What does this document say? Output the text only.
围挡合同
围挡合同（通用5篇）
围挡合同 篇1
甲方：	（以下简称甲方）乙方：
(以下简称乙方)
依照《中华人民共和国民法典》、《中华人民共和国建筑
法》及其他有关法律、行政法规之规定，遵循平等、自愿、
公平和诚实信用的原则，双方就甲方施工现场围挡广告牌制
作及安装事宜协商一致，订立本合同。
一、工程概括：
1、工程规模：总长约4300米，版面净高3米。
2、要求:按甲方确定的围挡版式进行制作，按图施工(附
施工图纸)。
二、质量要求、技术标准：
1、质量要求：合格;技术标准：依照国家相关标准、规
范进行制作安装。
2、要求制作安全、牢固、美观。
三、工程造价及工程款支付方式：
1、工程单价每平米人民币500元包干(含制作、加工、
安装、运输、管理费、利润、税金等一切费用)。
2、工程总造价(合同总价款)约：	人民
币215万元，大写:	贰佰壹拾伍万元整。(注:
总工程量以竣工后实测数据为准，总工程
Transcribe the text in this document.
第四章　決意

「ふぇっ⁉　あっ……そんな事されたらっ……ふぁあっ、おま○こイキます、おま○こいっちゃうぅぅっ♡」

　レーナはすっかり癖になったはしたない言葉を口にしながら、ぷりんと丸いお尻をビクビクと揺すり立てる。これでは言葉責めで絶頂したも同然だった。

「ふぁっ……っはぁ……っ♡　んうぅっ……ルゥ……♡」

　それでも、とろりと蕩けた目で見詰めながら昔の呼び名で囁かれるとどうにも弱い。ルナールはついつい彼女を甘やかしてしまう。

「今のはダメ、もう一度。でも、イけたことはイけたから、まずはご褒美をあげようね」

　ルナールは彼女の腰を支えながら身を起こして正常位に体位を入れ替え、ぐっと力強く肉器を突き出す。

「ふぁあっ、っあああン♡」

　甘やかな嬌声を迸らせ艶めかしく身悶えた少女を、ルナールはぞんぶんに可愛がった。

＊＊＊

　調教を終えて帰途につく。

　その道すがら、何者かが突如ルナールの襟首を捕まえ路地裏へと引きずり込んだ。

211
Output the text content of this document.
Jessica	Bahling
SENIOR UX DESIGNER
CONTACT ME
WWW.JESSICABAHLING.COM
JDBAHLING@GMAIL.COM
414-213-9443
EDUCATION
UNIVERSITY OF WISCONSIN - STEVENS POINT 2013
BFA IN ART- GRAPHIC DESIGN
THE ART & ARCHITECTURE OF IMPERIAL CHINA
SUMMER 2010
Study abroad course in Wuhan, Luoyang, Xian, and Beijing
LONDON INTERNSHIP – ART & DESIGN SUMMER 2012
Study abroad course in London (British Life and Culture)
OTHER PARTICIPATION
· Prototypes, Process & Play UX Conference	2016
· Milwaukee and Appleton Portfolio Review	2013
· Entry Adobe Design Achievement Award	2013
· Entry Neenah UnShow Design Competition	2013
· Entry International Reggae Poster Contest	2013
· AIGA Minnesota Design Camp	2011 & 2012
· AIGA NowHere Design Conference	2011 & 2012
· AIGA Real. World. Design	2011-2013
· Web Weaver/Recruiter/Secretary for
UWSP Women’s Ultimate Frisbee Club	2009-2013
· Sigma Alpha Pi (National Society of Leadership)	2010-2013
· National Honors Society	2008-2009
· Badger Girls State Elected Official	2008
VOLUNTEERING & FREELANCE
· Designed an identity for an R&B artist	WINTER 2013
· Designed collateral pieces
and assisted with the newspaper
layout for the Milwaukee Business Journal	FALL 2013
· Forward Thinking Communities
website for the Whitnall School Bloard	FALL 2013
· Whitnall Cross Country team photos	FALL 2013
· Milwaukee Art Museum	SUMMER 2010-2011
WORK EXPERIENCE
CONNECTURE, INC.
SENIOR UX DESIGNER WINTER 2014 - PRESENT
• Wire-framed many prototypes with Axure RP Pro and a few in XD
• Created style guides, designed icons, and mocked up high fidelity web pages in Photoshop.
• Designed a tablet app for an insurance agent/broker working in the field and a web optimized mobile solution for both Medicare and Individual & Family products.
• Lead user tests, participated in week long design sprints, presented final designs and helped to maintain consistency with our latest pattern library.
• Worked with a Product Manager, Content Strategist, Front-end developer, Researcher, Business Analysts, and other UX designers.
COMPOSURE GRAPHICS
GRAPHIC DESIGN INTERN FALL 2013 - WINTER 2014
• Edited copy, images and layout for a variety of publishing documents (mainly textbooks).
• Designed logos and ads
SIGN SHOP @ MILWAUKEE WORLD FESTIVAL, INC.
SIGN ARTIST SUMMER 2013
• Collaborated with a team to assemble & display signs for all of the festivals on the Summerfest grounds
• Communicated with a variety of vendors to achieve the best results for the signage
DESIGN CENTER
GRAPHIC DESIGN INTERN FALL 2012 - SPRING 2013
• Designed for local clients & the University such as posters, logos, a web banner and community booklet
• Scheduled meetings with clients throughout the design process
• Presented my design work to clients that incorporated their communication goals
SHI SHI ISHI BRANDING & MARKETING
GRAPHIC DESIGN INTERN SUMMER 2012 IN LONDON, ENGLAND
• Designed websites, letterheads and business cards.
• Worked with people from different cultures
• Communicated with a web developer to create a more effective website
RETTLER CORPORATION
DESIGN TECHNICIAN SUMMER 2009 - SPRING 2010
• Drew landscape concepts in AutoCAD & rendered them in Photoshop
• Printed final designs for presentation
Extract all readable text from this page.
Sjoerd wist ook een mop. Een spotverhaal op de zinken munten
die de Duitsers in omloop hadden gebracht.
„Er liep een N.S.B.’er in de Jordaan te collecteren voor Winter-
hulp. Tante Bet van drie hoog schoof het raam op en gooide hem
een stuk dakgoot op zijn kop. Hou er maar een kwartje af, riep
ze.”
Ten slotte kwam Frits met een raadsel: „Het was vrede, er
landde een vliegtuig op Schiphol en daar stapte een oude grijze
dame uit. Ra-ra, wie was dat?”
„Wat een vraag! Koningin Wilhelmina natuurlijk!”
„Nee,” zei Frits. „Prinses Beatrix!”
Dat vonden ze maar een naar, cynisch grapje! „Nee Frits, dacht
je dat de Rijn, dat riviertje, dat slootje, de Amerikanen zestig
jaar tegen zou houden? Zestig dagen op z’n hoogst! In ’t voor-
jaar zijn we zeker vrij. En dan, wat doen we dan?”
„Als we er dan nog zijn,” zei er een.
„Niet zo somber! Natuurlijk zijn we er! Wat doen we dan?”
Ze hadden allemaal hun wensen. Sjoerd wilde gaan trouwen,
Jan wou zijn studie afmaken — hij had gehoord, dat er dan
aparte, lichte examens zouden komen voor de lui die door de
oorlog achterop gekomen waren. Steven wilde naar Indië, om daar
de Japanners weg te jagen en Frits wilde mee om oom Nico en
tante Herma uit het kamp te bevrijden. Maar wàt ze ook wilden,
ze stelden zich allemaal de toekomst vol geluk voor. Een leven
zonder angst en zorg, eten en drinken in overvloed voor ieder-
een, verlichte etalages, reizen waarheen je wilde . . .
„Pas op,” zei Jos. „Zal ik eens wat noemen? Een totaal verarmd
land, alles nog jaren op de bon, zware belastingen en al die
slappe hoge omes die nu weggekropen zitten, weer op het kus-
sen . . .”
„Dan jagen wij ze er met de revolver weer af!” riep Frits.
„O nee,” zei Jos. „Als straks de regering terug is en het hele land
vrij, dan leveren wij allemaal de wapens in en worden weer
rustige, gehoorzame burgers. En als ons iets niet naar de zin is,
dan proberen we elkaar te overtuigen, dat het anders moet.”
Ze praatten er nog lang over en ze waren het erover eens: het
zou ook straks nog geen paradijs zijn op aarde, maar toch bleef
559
━━━━━━
● **Exercise directions**
Among the entries above, identify all lines with "Study" and copy them.

● **Written answer**
Study abroad course in Wuhan, Luoyang, Xian, and Beijing
Study abroad course in London (British Life and Culture)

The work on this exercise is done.